§ **Direction**
Extend the ballast water management notice below by writing what comes after its final sentence.

§ **Supplied text**

######

580 - 5/08 - Ballast Water Management - Worldwide
The UK Maritime & Coast Guard Agency (MCA) has issued a Marine Guidance Note on the control and management of ships’ ballast water and sediments. MGN 363 draws attention to the developments at the International Maritime Organization (IMO) with respect to non-indigenous species being transported in ships’ ballast water. The main points of the notice are outlined below.
The International Maritime Organization (IMO) through its Marine Environment Protection Committee (MEPC) has, over many years, been developing international legislation to prevent the harmful effects of transporting aquatic organisms in ships ballast water.
Over 9-13 February 2004 a Diplomatic Conference was held to adopt the “International Convention for the Control and Management of Ships’ Ballast Water and Sediments”. The Ballast Water Management (BWM) Convention puts in place international legislation for the first time and will enter into force 12 months (with a first application date of 2009) after it has been signed by 30 States, representing 35% of world merchant shipping tonnage.

######

§ **Provided material**
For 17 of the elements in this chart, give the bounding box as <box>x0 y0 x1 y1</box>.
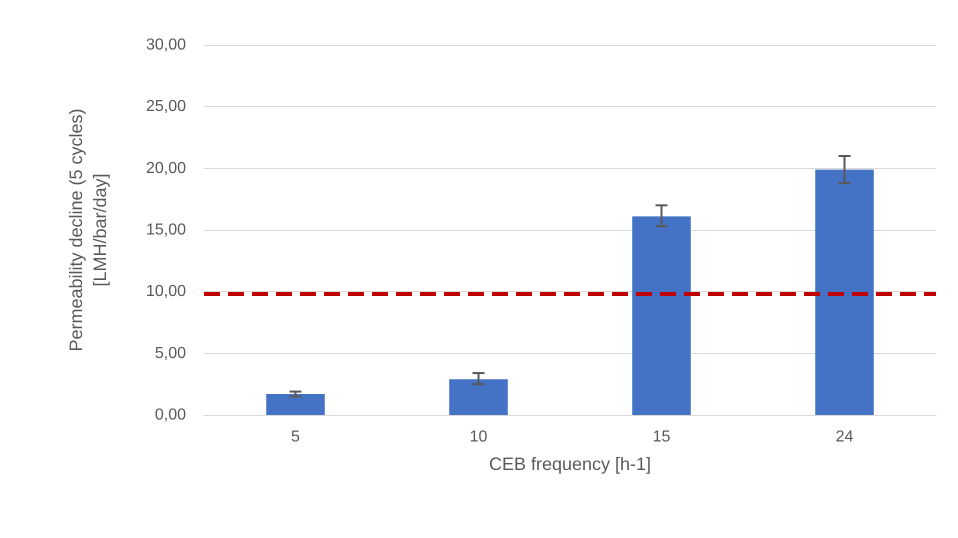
y-axis-title: Permeability decline (5 cycles) [LMH/bar/day] <box>66 108 110 352</box>
y-tick-label: 0,00 <box>154 406 186 424</box>
y-tick-label: 5,00 <box>154 344 186 362</box>
x-tick-label: 24 <box>836 428 854 446</box>
x-tick-label: 5 <box>291 428 300 446</box>
y-tick-label: 20,00 <box>146 160 186 177</box>
bar <box>449 379 508 415</box>
y-tick-label: 25,00 <box>146 98 186 116</box>
x-tick-label: 15 <box>652 428 670 446</box>
bar <box>815 170 874 415</box>
x-tick-label: 10 <box>470 428 488 446</box>
x-axis-title: CEB frequency [h-1] <box>488 454 652 474</box>
y-tick-label: 15,00 <box>146 222 186 238</box>
bar <box>266 394 325 415</box>
bar <box>632 216 691 415</box>
y-tick-label: 30,00 <box>146 36 186 54</box>
y-tick-label: 10,00 <box>146 283 186 300</box>
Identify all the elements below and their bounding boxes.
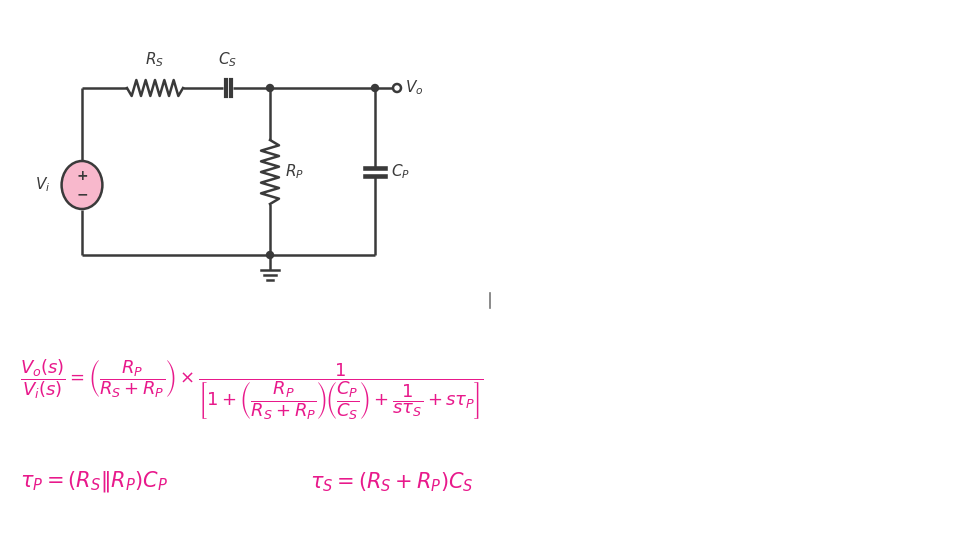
Text: $\tau_P = (R_S \| R_P)C_P$: $\tau_P = (R_S \| R_P)C_P$: [20, 469, 168, 494]
Circle shape: [266, 84, 274, 92]
Text: $V_o$: $V_o$: [404, 78, 423, 98]
Text: $\dfrac{V_o(s)}{V_i(s)} = \left(\dfrac{R_P}{R_S + R_P}\right) \times \dfrac{1}{\: $\dfrac{V_o(s)}{V_i(s)} = \left(\dfrac{R…: [20, 358, 484, 422]
Text: $C_S$: $C_S$: [218, 50, 237, 69]
Text: $V_i$: $V_i$: [34, 175, 50, 195]
Text: $R_P$: $R_P$: [284, 162, 304, 181]
Text: $C_P$: $C_P$: [391, 162, 409, 181]
Circle shape: [266, 251, 274, 258]
Circle shape: [371, 84, 378, 92]
Text: $R_S$: $R_S$: [146, 50, 164, 69]
Ellipse shape: [62, 161, 103, 209]
Text: +: +: [76, 169, 88, 183]
Text: −: −: [76, 187, 88, 201]
Text: $\tau_S = (R_S + R_P)C_S$: $\tau_S = (R_S + R_P)C_S$: [310, 470, 473, 494]
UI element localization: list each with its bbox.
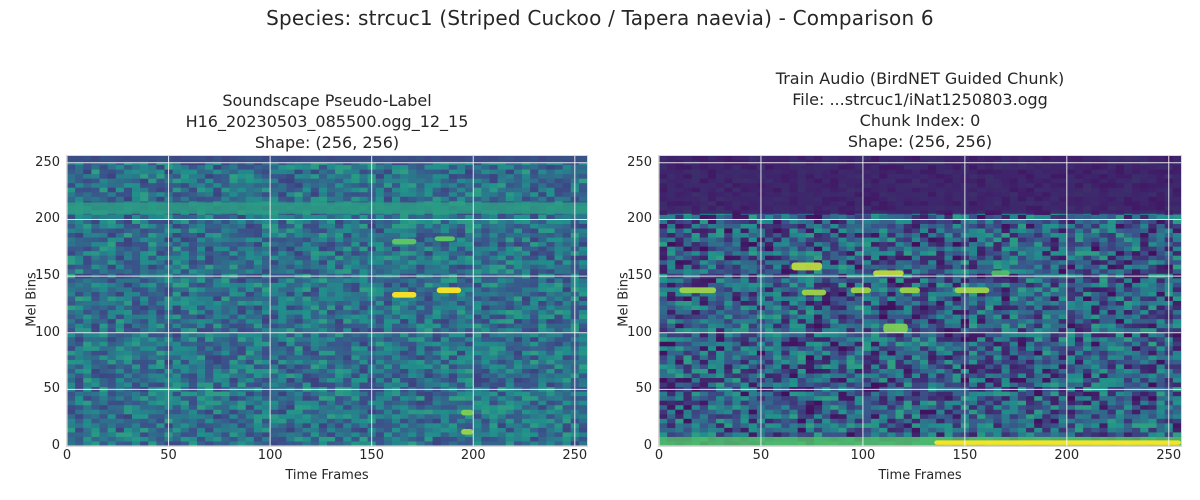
spectrogram-call [392, 291, 417, 298]
y-tick-label: 100 [627, 324, 652, 340]
x-tick-label: 50 [160, 448, 177, 463]
spectrogram-svg [67, 156, 587, 446]
x-tick-label: 100 [850, 448, 876, 463]
x-tick-label: 150 [952, 448, 978, 463]
x-tick-label: 0 [62, 448, 72, 463]
y-tick-label: 200 [35, 211, 60, 227]
left-spectrogram-plot [66, 155, 588, 447]
spectrogram-call [461, 409, 474, 416]
spectrogram-band [659, 156, 1181, 214]
left-title-line-2: H16_20230503_085500.ogg_12_15 [185, 112, 469, 131]
x-tick-label: 200 [1054, 448, 1080, 463]
spectrogram-band [67, 202, 587, 214]
spectrogram-background [67, 156, 587, 446]
y-tick-label: 150 [627, 268, 652, 284]
spectrogram-call [850, 287, 872, 294]
right-x-axis-label: Time Frames [878, 468, 962, 483]
spectrogram-call [883, 323, 908, 333]
spectrogram-call [461, 429, 474, 435]
left-x-axis-label: Time Frames [285, 468, 369, 483]
y-tick-label: 0 [51, 438, 60, 453]
right-title-line-1: Train Audio (BirdNET Guided Chunk) [775, 69, 1065, 88]
figure-suptitle: Species: strcuc1 (Striped Cuckoo / Taper… [266, 6, 934, 30]
y-tick-label: 50 [635, 381, 652, 397]
y-tick-label: 250 [35, 154, 60, 170]
spectrogram-band [67, 156, 587, 163]
x-tick-label: 250 [1156, 448, 1182, 463]
spectrogram-call [954, 287, 990, 294]
right-spectrogram-plot [658, 155, 1182, 447]
y-tick-label: 50 [43, 381, 60, 397]
spectrogram-call [679, 287, 717, 294]
spectrogram-call [434, 236, 455, 241]
spectrogram-call [934, 440, 1181, 445]
right-panel-title: Train Audio (BirdNET Guided Chunk) File:… [658, 68, 1182, 152]
y-tick-label: 0 [643, 438, 652, 453]
spectrogram-call [899, 287, 920, 294]
spectrogram-band [659, 436, 1181, 446]
spectrogram-svg [659, 156, 1181, 446]
x-tick-label: 50 [752, 448, 770, 463]
x-tick-label: 200 [460, 448, 486, 463]
y-tick-label: 250 [627, 154, 652, 170]
y-tick-label: 200 [627, 211, 652, 227]
x-tick-label: 100 [257, 448, 283, 463]
left-panel-title: Soundscape Pseudo-Label H16_20230503_085… [66, 90, 588, 153]
left-title-line-1: Soundscape Pseudo-Label [222, 91, 432, 110]
x-tick-label: 150 [359, 448, 385, 463]
spectrogram-call [801, 289, 827, 296]
right-title-line-4: Shape: (256, 256) [847, 132, 993, 151]
spectrogram-call [991, 270, 1010, 277]
spectrogram-call [791, 262, 823, 271]
spectrogram-call [436, 287, 462, 294]
y-tick-label: 100 [35, 324, 60, 340]
right-title-line-3: Chunk Index: 0 [859, 111, 981, 130]
x-tick-label: 0 [654, 448, 664, 463]
y-tick-label: 150 [35, 268, 60, 284]
right-title-line-2: File: ...strcuc1/iNat1250803.ogg [792, 90, 1048, 109]
spectrogram-call [392, 238, 417, 245]
spectrogram-call [873, 270, 904, 277]
x-tick-label: 250 [562, 448, 588, 463]
left-title-line-3: Shape: (256, 256) [254, 133, 400, 152]
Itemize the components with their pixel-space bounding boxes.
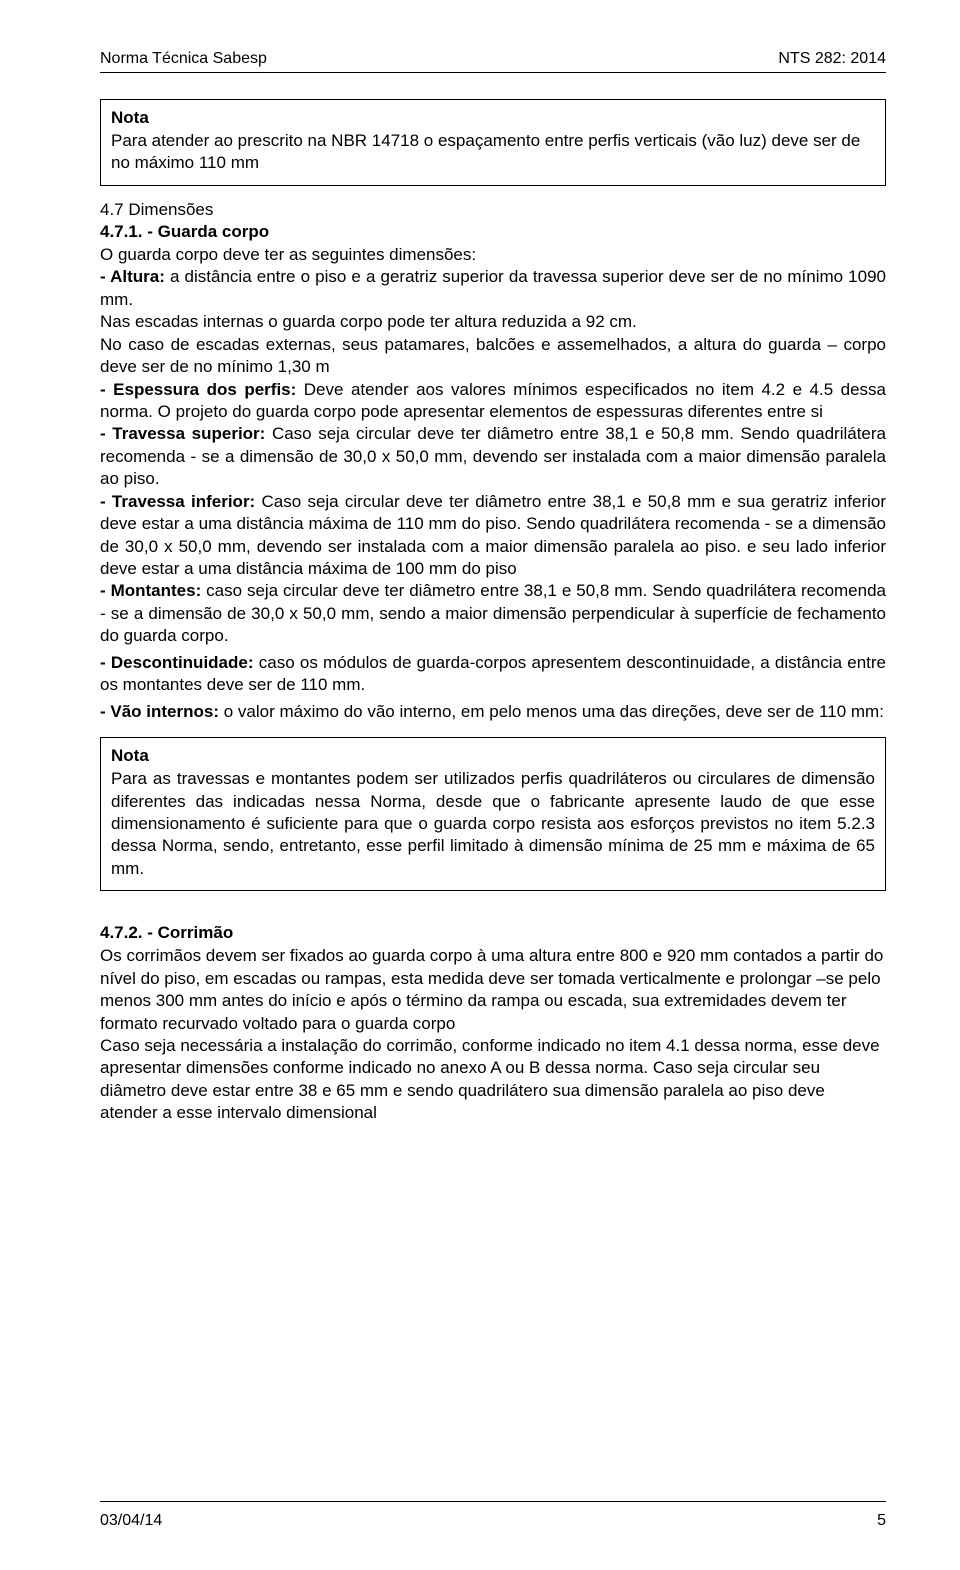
item-espessura: - Espessura dos perfis: Deve atender aos… bbox=[100, 379, 886, 424]
montantes-label: - Montantes: bbox=[100, 581, 201, 600]
corrimao-p1: Os corrimãos devem ser fixados ao guarda… bbox=[100, 945, 886, 1035]
paragraph-intro: O guarda corpo deve ter as seguintes dim… bbox=[100, 244, 886, 266]
nota-box-2: Nota Para as travessas e montantes podem… bbox=[100, 737, 886, 891]
header-left: Norma Técnica Sabesp bbox=[100, 50, 267, 68]
section-4-7-2-label: 4.7.2. - Corrimão bbox=[100, 923, 233, 942]
item-travessa-inferior: - Travessa inferior: Caso seja circular … bbox=[100, 491, 886, 581]
nota2-body: Para as travessas e montantes podem ser … bbox=[111, 768, 875, 880]
paragraph-escadas-externas: No caso de escadas externas, seus patama… bbox=[100, 334, 886, 379]
travsup-label: - Travessa superior: bbox=[100, 424, 265, 443]
item-travessa-superior: - Travessa superior: Caso seja circular … bbox=[100, 423, 886, 490]
nota-box-1: Nota Para atender ao prescrito na NBR 14… bbox=[100, 99, 886, 186]
section-4-7-2-heading: 4.7.2. - Corrimão bbox=[100, 923, 886, 943]
nota-title: Nota bbox=[111, 108, 875, 128]
footer-date: 03/04/14 bbox=[100, 1512, 162, 1530]
altura-label: - Altura: bbox=[100, 267, 165, 286]
travinf-label: - Travessa inferior: bbox=[100, 492, 255, 511]
item-descontinuidade: - Descontinuidade: caso os módulos de gu… bbox=[100, 652, 886, 697]
page-header: Norma Técnica Sabesp NTS 282: 2014 bbox=[100, 50, 886, 73]
vaoint-label: - Vão internos: bbox=[100, 702, 219, 721]
altura-text: a distância entre o piso e a geratriz su… bbox=[100, 267, 886, 308]
montantes-text: caso seja circular deve ter diâmetro ent… bbox=[100, 581, 886, 645]
descont-label: - Descontinuidade: bbox=[100, 653, 254, 672]
nota2-title: Nota bbox=[111, 746, 875, 766]
page-footer: 03/04/14 5 bbox=[100, 1501, 886, 1530]
item-altura: - Altura: a distância entre o piso e a g… bbox=[100, 266, 886, 311]
section-4-7-1-heading: 4.7.1. - Guarda corpo bbox=[100, 222, 886, 242]
nota-body: Para atender ao prescrito na NBR 14718 o… bbox=[111, 130, 875, 175]
section-4-7-1-label: 4.7.1. - Guarda corpo bbox=[100, 222, 269, 241]
page: Norma Técnica Sabesp NTS 282: 2014 Nota … bbox=[0, 0, 960, 1570]
section-4-7-heading: 4.7 Dimensões bbox=[100, 200, 886, 220]
item-montantes: - Montantes: caso seja circular deve ter… bbox=[100, 580, 886, 647]
paragraph-escadas-internas: Nas escadas internas o guarda corpo pode… bbox=[100, 311, 886, 333]
item-vao-internos: - Vão internos: o valor máximo do vão in… bbox=[100, 701, 886, 723]
espessura-label: - Espessura dos perfis: bbox=[100, 380, 296, 399]
vaoint-text: o valor máximo do vão interno, em pelo m… bbox=[219, 702, 884, 721]
header-right: NTS 282: 2014 bbox=[778, 50, 886, 68]
footer-page-number: 5 bbox=[877, 1512, 886, 1530]
corrimao-p2: Caso seja necessária a instalação do cor… bbox=[100, 1035, 886, 1125]
content: Nota Para atender ao prescrito na NBR 14… bbox=[100, 99, 886, 1125]
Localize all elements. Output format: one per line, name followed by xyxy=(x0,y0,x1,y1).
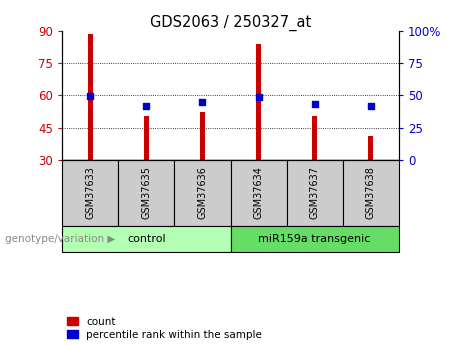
Legend: count, percentile rank within the sample: count, percentile rank within the sample xyxy=(67,317,262,340)
Text: GSM37637: GSM37637 xyxy=(310,167,319,219)
Text: GSM37633: GSM37633 xyxy=(85,167,95,219)
Point xyxy=(142,103,150,109)
Text: GSM37635: GSM37635 xyxy=(142,167,151,219)
Title: GDS2063 / 250327_at: GDS2063 / 250327_at xyxy=(150,15,311,31)
Point xyxy=(255,94,262,99)
Bar xyxy=(62,160,118,226)
Bar xyxy=(144,116,148,160)
Bar xyxy=(343,160,399,226)
Bar xyxy=(230,160,287,226)
Bar xyxy=(62,226,230,252)
Text: GSM37638: GSM37638 xyxy=(366,167,376,219)
Text: GSM37636: GSM37636 xyxy=(197,167,207,219)
Bar xyxy=(368,136,373,160)
Text: control: control xyxy=(127,234,165,244)
Bar xyxy=(200,111,205,160)
Bar xyxy=(256,44,261,160)
Text: miR159a transgenic: miR159a transgenic xyxy=(259,234,371,244)
Point xyxy=(367,104,374,109)
Text: GSM37634: GSM37634 xyxy=(254,167,264,219)
Point xyxy=(311,101,318,107)
Point xyxy=(87,93,94,99)
Bar xyxy=(313,116,317,160)
Bar xyxy=(174,160,230,226)
Bar xyxy=(118,160,174,226)
Bar xyxy=(287,160,343,226)
Text: genotype/variation ▶: genotype/variation ▶ xyxy=(5,234,115,244)
Point xyxy=(199,99,206,105)
Bar xyxy=(230,226,399,252)
Bar xyxy=(88,34,93,160)
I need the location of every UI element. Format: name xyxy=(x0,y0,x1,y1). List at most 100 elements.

######

§ **Reply to the exercise**
To date, thirteen Member States have ratified the convention. Member States have been urged to ratify the instrument to facilitate its timely entry into force. The UK is intending to begin the process of ratifying the Convention as soon as it has been proved that technology is available to meet the water quality standards under Regulation D-2.
The Convention provides two ballast water discharge performance standards for the industry – the first providing a standard for ballast water exchange and the second based on ballast water treatment. These are set out below:
- D1 Standard - Ballast Water Exchange (at least 95% volumetric exchange) or if using the pump though method - pumping through three times the volume of each tank.
- D2 Standard - Ballast Water Treatment systems approved by the Administration which treat ballast water to an efficacy of:
- Less than 10 viable organisms per m3 >50 micrometres (one millionth of a meter) in minimum dimension, and
- Less than 10 viable organisms per millilitre < 50 micrometres in minimum dimension and >10 micrometers in minimum dimension.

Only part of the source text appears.